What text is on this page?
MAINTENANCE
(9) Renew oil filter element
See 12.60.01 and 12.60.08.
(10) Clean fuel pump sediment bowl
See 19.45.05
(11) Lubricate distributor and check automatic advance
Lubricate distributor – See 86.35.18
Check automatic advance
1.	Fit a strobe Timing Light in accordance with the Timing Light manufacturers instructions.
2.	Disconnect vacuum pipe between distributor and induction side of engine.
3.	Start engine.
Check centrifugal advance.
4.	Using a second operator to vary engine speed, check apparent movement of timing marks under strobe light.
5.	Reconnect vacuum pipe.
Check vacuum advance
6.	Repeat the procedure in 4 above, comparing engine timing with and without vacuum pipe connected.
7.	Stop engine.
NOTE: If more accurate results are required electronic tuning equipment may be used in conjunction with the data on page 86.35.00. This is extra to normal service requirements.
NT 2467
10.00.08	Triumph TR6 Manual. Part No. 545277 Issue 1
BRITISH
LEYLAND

**Written request**
Go through the listing above and restate it word for word.

**Result of the exercise**
What text is on this page?
MAINTENANCE
(9) Renew oil filter element
See 12.60.01 and 12.60.08.
(10) Clean fuel pump sediment bowl
See 19.45.05
(11) Lubricate distributor and check automatic advance
Lubricate distributor – See 86.35.18
Check automatic advance
1.	Fit a strobe Timing Light in accordance with the Timing Light manufacturers instructions.
2.	Disconnect vacuum pipe between distributor and induction side of engine.
3.	Start engine.
Check centrifugal advance.
4.	Using a second operator to vary engine speed, check apparent movement of timing marks under strobe light.
5.	Reconnect vacuum pipe.
Check vacuum advance
6.	Repeat the procedure in 4 above, comparing engine timing with and without vacuum pipe connected.
7.	Stop engine.
NOTE: If more accurate results are required electronic tuning equipment may be used in conjunction with the data on page 86.35.00. This is extra to normal service requirements.
NT 2467
10.00.08	Triumph TR6 Manual. Part No. 545277 Issue 1
BRITISH
LEYLAND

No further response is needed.